# Curious Writer...



## Megina (Oct 25, 2020)

I've been working on an Original Story on Wattpad.
I'm a beginner by all means- But I was curious...

*How does writing do here on FA?

Do you guys see a lot of engagement from your readers?*

I'm struggling a bit with motivation... And feel that a little more engagement might encourage me to keep going.
Knowing that someone is waiting for that next update just really lights a fire in me ~
So I was debating putting my story up here too if it might help... o':


----------



## Vakash_Darkbane (Oct 26, 2020)

I do ok, at least from what I can tell.  I hardly ever get feedback, but I'm aware of what my faults are but can't ever get anyone to help me with editing.   I know I get more watchers when I post stories and the view counts climb so.... It's hard to say. I don't really worry about my fans they had to wait 10 years for me to publish something and when I did they just flocked to it.   So just post, it never hurts.


----------



## Megina (Oct 26, 2020)

Vakash_Darkbane said:


> I do ok, at least from what I can tell.  I hardly ever get feedback, but I'm aware of what my faults are but can't ever get anyone to help me with editing.   I know I get more watchers when I post stories and the view counts climb so.... It's hard to say. I don't really worry about my fans they had to wait 10 years for me to publish something and when I did they just flocked to it.   So just post, it never hurts.



I'm a beginner myself so not sure if I'd be much help editing ;v;
What kind of story are you writing ~?


----------



## TemetNosce88 (Oct 26, 2020)
◇ ◇ ◇
▸ Given exercise A
In the forum thread about posting stories on FA, what site is Megina writing an original story on?
▸ Given exercise B
Write the next part of the forum thread about posting stories on FA, picking up after its last line.

▸ Supplied information
◇ ◇ ◇
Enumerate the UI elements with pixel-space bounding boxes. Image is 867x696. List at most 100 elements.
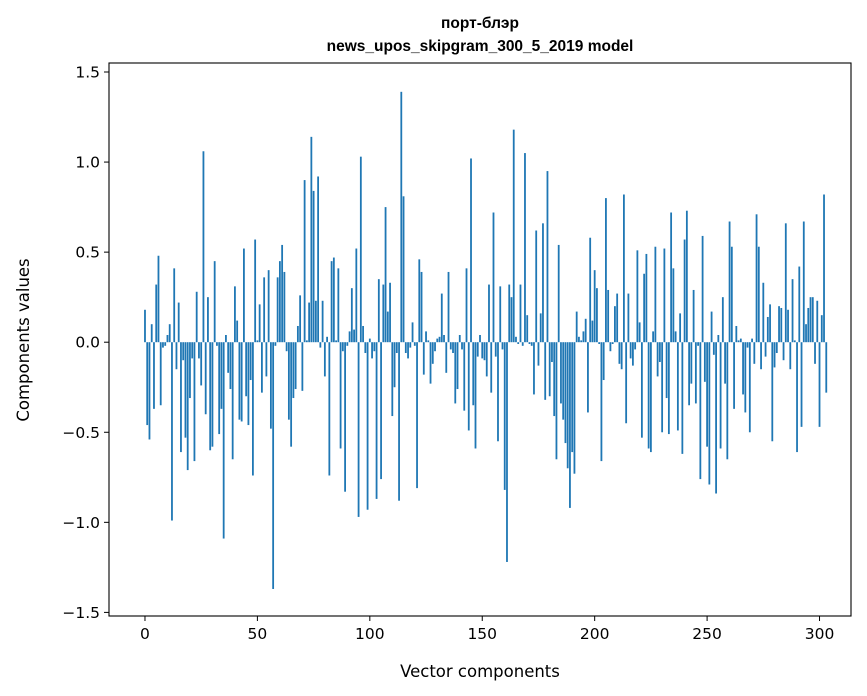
◇ ◇ ◇
▸ Task answer A
Wattpad.

▸ Task answer B
The most-viewed thing I've submitted to FA is a story. It has about 5x the views of my most-viewed piece of original art. It received more comments than anything art-wise I've ever posted, even though half of those comments are me replying to someone. 

The story is admittedly VERY fetishy and VERY NSFW. I'm not sure how that would skew the view count, if that's helped or hurt it.


----------



## Raever (Oct 26, 2020)

*1. How does writing do here on FA?*

To me that depends on subjective view. There's plenty of writers on FA who make money from their writing, get watchers, encouragement, group up and collaborate, (etc.). However for every writer that does put in that effort, there are a couple hundred who don't and quickly leave for better avenues. Personally, I do alright because I don't write for others, it's for me to track things about my own characters and create a world that I can eventually bring to others in other formats (ex. a text based game, perhaps).

I will say that FA is not primarily the place to be as a writer, purely due to the website's current setup with how it displays it as an art form.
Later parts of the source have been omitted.